▸ GIVEN PROBLEM
Find all lines in the listing that include the word "Lead", then copy them.

Excerpts from a figure dataset
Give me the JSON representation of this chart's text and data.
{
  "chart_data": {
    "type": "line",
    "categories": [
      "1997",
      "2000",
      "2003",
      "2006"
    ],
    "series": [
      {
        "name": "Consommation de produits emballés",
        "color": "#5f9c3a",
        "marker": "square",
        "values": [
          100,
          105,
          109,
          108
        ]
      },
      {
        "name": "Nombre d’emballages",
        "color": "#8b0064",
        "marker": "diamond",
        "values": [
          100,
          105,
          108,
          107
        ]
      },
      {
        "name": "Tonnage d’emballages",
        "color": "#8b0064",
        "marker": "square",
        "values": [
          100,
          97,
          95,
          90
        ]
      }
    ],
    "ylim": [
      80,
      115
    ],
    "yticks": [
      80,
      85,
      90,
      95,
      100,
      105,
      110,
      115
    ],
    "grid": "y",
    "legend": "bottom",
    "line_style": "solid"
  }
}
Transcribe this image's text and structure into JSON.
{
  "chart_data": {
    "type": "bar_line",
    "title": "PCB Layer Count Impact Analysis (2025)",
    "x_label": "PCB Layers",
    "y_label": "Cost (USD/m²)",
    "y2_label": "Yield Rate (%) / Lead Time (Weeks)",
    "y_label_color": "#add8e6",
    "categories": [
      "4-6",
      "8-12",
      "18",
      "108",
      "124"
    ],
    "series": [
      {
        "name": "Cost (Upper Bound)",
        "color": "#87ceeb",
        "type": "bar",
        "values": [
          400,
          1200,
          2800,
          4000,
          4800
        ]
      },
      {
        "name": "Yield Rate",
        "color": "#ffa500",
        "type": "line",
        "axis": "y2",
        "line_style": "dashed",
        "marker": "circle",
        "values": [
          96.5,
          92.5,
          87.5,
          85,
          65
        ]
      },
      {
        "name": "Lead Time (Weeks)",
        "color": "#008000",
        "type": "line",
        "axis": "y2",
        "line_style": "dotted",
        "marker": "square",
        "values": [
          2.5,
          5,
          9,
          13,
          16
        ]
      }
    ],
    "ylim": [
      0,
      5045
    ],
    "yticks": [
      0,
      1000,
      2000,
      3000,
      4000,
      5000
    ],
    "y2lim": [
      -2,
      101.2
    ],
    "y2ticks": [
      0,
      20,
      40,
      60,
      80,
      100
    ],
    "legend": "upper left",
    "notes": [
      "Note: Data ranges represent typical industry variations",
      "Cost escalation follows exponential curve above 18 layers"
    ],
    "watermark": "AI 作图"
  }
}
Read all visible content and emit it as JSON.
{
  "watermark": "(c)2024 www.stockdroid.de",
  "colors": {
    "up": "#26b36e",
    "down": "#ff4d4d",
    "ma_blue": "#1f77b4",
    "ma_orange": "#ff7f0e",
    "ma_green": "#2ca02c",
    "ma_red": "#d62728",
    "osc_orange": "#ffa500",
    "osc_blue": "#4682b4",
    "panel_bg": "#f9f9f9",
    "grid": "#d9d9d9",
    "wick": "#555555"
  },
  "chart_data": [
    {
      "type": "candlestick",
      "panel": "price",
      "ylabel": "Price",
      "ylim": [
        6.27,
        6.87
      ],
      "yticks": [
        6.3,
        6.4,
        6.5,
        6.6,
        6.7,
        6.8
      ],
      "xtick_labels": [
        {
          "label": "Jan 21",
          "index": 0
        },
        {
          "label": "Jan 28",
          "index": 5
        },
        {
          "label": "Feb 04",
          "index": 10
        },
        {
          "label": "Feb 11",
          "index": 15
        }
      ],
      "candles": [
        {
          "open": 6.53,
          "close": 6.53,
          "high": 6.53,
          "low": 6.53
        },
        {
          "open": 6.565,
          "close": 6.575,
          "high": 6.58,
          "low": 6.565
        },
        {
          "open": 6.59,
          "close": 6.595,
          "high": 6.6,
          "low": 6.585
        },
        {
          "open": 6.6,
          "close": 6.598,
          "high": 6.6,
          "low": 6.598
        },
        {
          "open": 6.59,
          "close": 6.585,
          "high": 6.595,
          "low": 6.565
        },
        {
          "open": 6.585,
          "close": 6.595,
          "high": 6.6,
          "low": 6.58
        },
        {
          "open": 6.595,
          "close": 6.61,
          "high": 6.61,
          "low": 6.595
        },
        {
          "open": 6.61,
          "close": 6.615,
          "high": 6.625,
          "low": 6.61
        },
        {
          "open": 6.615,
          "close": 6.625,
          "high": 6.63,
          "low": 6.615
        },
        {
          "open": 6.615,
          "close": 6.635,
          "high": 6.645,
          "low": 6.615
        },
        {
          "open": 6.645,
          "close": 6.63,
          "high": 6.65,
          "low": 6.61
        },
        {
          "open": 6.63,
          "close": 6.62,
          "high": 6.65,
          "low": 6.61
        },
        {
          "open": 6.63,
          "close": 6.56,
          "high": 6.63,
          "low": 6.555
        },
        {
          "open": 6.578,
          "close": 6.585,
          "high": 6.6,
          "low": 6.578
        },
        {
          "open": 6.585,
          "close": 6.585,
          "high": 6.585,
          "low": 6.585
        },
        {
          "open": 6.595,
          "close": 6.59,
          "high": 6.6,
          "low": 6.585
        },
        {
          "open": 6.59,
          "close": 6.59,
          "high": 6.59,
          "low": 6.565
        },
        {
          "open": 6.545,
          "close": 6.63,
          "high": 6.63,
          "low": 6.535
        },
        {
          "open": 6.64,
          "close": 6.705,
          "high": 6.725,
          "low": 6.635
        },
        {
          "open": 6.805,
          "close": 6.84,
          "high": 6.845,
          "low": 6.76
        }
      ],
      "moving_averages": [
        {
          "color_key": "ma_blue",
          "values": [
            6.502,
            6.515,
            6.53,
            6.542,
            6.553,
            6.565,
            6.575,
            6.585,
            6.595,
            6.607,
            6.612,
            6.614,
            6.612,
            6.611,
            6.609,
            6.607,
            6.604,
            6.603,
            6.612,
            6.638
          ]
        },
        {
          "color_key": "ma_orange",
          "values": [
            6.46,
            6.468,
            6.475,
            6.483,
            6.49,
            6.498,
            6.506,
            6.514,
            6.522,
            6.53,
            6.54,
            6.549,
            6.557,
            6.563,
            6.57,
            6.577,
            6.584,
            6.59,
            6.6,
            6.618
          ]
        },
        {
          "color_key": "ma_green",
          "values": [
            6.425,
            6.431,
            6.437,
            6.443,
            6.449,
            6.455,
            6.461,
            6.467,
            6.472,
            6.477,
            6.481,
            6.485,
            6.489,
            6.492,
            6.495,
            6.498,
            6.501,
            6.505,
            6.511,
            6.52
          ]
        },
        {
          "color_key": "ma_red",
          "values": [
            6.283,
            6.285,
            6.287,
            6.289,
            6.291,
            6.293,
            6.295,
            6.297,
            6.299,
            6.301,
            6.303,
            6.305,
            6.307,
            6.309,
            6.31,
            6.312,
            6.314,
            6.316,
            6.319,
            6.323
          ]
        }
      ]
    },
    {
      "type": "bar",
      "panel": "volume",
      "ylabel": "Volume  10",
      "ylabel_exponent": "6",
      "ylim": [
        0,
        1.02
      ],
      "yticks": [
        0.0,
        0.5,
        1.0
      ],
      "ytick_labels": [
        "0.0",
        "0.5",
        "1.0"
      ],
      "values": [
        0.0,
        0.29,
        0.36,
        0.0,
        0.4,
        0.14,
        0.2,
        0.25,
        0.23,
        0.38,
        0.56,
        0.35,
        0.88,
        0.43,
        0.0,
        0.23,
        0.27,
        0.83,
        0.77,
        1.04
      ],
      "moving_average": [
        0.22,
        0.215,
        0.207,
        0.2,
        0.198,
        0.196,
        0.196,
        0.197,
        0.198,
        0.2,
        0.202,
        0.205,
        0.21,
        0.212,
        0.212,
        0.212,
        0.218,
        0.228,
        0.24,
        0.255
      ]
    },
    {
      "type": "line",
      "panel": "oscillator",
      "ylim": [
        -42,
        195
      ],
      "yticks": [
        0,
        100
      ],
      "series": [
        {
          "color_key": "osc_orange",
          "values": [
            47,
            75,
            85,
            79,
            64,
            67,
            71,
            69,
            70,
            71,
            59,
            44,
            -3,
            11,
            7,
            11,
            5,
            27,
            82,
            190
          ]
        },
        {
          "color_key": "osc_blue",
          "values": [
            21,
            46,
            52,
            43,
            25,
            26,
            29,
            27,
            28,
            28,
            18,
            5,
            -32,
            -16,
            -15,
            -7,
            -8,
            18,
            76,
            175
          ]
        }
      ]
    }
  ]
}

▸ SOLUTION FOR THIS EXERCISE
    "y2_label": "Yield Rate (%) / Lead Time (Weeks)",
        "name": "Lead Time (Weeks)",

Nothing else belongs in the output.